- [Task details] Transcribe all of the records word for word, but omit the pictures.

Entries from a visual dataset
────────────────

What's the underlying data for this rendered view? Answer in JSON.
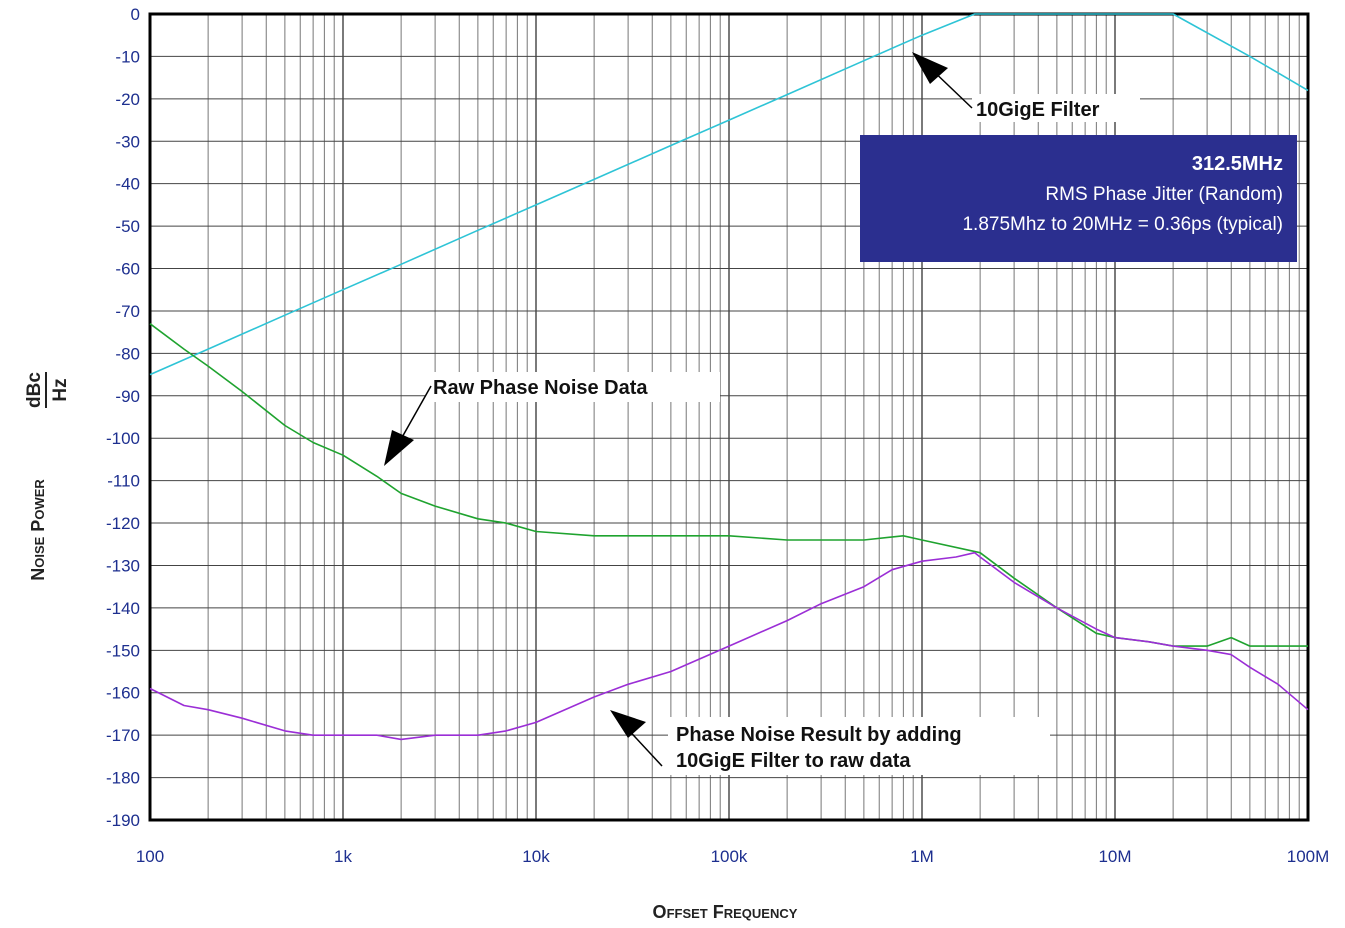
{
  "chart_data": {
    "type": "line",
    "xscale": "log",
    "xlim": [
      100,
      100000000
    ],
    "ylim": [
      -190,
      0
    ],
    "grid": true,
    "xticks": [
      {
        "value": 100,
        "label": "100"
      },
      {
        "value": 1000,
        "label": "1k"
      },
      {
        "value": 10000,
        "label": "10k"
      },
      {
        "value": 100000,
        "label": "100k"
      },
      {
        "value": 1000000,
        "label": "1M"
      },
      {
        "value": 10000000,
        "label": "10M"
      },
      {
        "value": 100000000,
        "label": "100M"
      }
    ],
    "yticks": [
      "0",
      "-10",
      "-20",
      "-30",
      "-40",
      "-50",
      "-60",
      "-70",
      "-80",
      "-90",
      "-100",
      "-110",
      "-120",
      "-130",
      "-140",
      "-150",
      "-160",
      "-170",
      "-180",
      "-190"
    ],
    "xlabel": "Offset Frequency",
    "ylabel": {
      "main": "Noise Power",
      "unit_num": "dBc",
      "unit_den": "Hz"
    },
    "series": [
      {
        "color": "#2ec4d6",
        "x": [
          100,
          200,
          500,
          1000,
          2000,
          5000,
          10000,
          20000,
          50000,
          100000,
          200000,
          500000,
          1000000,
          1875000,
          2000000,
          5000000,
          10000000,
          20000000,
          50000000,
          100000000
        ],
        "y": [
          -85,
          -79,
          -71,
          -65,
          -59,
          -51,
          -45,
          -39,
          -31,
          -25,
          -19,
          -11,
          -5,
          0,
          0,
          0,
          0,
          0,
          -10,
          -18
        ]
      },
      {
        "color": "#1fa32f",
        "x": [
          100,
          150,
          200,
          300,
          500,
          700,
          1000,
          1500,
          2000,
          3000,
          5000,
          7000,
          10000,
          20000,
          50000,
          100000,
          200000,
          500000,
          800000,
          1000000,
          2000000,
          3000000,
          5000000,
          8000000,
          10000000,
          15000000,
          20000000,
          30000000,
          40000000,
          50000000,
          70000000,
          100000000
        ],
        "y": [
          -73,
          -79,
          -83,
          -89,
          -97,
          -101,
          -104,
          -109,
          -113,
          -116,
          -119,
          -120,
          -122,
          -123,
          -123,
          -123,
          -124,
          -124,
          -123,
          -124,
          -127,
          -133,
          -140,
          -146,
          -147,
          -148,
          -149,
          -149,
          -147,
          -149,
          -149,
          -149
        ]
      },
      {
        "color": "#9b2ed6",
        "x": [
          100,
          150,
          200,
          300,
          500,
          700,
          1000,
          1500,
          2000,
          3000,
          5000,
          7000,
          10000,
          20000,
          30000,
          50000,
          100000,
          200000,
          300000,
          500000,
          700000,
          1000000,
          1500000,
          1875000,
          2000000,
          3000000,
          5000000,
          8000000,
          10000000,
          15000000,
          20000000,
          30000000,
          40000000,
          50000000,
          70000000,
          100000000
        ],
        "y": [
          -159,
          -163,
          -164,
          -166,
          -169,
          -170,
          -170,
          -170,
          -171,
          -170,
          -170,
          -169,
          -167,
          -161,
          -158,
          -155,
          -149,
          -143,
          -139,
          -135,
          -131,
          -129,
          -128,
          -127,
          -128,
          -134,
          -140,
          -145,
          -147,
          -148,
          -149,
          -150,
          -151,
          -154,
          -158,
          -164
        ]
      }
    ],
    "annotations": {
      "filter": "10GigE Filter",
      "raw": "Raw Phase Noise Data",
      "result_line1": "Phase Noise Result by adding",
      "result_line2": "10GigE Filter to raw data"
    },
    "infobox": {
      "title": "312.5MHz",
      "line1": "RMS Phase Jitter  (Random)",
      "line2": "1.875Mhz to 20MHz = 0.36ps (typical)"
    }
  }
}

────────────────

- [Response below]
What's the underlying data for this rendered view? Answer in JSON.
{
  "chart_data": {
    "type": "line",
    "xscale": "log",
    "xlim": [
      100,
      100000000
    ],
    "ylim": [
      -190,
      0
    ],
    "grid": true,
    "xticks": [
      {
        "value": 100,
        "label": "100"
      },
      {
        "value": 1000,
        "label": "1k"
      },
      {
        "value": 10000,
        "label": "10k"
      },
      {
        "value": 100000,
        "label": "100k"
      },
      {
        "value": 1000000,
        "label": "1M"
      },
      {
        "value": 10000000,
        "label": "10M"
      },
      {
        "value": 100000000,
        "label": "100M"
      }
    ],
    "yticks": [
      "0",
      "-10",
      "-20",
      "-30",
      "-40",
      "-50",
      "-60",
      "-70",
      "-80",
      "-90",
      "-100",
      "-110",
      "-120",
      "-130",
      "-140",
      "-150",
      "-160",
      "-170",
      "-180",
      "-190"
    ],
    "xlabel": "Offset Frequency",
    "ylabel": {
      "main": "Noise Power",
      "unit_num": "dBc",
      "unit_den": "Hz"
    },
    "series": [
      {
        "color": "#2ec4d6",
        "x": [
          100,
          200,
          500,
          1000,
          2000,
          5000,
          10000,
          20000,
          50000,
          100000,
          200000,
          500000,
          1000000,
          1875000,
          2000000,
          5000000,
          10000000,
          20000000,
          50000000,
          100000000
        ],
        "y": [
          -85,
          -79,
          -71,
          -65,
          -59,
          -51,
          -45,
          -39,
          -31,
          -25,
          -19,
          -11,
          -5,
          0,
          0,
          0,
          0,
          0,
          -10,
          -18
        ]
      },
      {
        "color": "#1fa32f",
        "x": [
          100,
          150,
          200,
          300,
          500,
          700,
          1000,
          1500,
          2000,
          3000,
          5000,
          7000,
          10000,
          20000,
          50000,
          100000,
          200000,
          500000,
          800000,
          1000000,
          2000000,
          3000000,
          5000000,
          8000000,
          10000000,
          15000000,
          20000000,
          30000000,
          40000000,
          50000000,
          70000000,
          100000000
        ],
        "y": [
          -73,
          -79,
          -83,
          -89,
          -97,
          -101,
          -104,
          -109,
          -113,
          -116,
          -119,
          -120,
          -122,
          -123,
          -123,
          -123,
          -124,
          -124,
          -123,
          -124,
          -127,
          -133,
          -140,
          -146,
          -147,
          -148,
          -149,
          -149,
          -147,
          -149,
          -149,
          -149
        ]
      },
      {
        "color": "#9b2ed6",
        "x": [
          100,
          150,
          200,
          300,
          500,
          700,
          1000,
          1500,
          2000,
          3000,
          5000,
          7000,
          10000,
          20000,
          30000,
          50000,
          100000,
          200000,
          300000,
          500000,
          700000,
          1000000,
          1500000,
          1875000,
          2000000,
          3000000,
          5000000,
          8000000,
          10000000,
          15000000,
          20000000,
          30000000,
          40000000,
          50000000,
          70000000,
          100000000
        ],
        "y": [
          -159,
          -163,
          -164,
          -166,
          -169,
          -170,
          -170,
          -170,
          -171,
          -170,
          -170,
          -169,
          -167,
          -161,
          -158,
          -155,
          -149,
          -143,
          -139,
          -135,
          -131,
          -129,
          -128,
          -127,
          -128,
          -134,
          -140,
          -145,
          -147,
          -148,
          -149,
          -150,
          -151,
          -154,
          -158,
          -164
        ]
      }
    ],
    "annotations": {
      "filter": "10GigE Filter",
      "raw": "Raw Phase Noise Data",
      "result_line1": "Phase Noise Result by adding",
      "result_line2": "10GigE Filter to raw data"
    },
    "infobox": {
      "title": "312.5MHz",
      "line1": "RMS Phase Jitter  (Random)",
      "line2": "1.875Mhz to 20MHz = 0.36ps (typical)"
    }
  }
}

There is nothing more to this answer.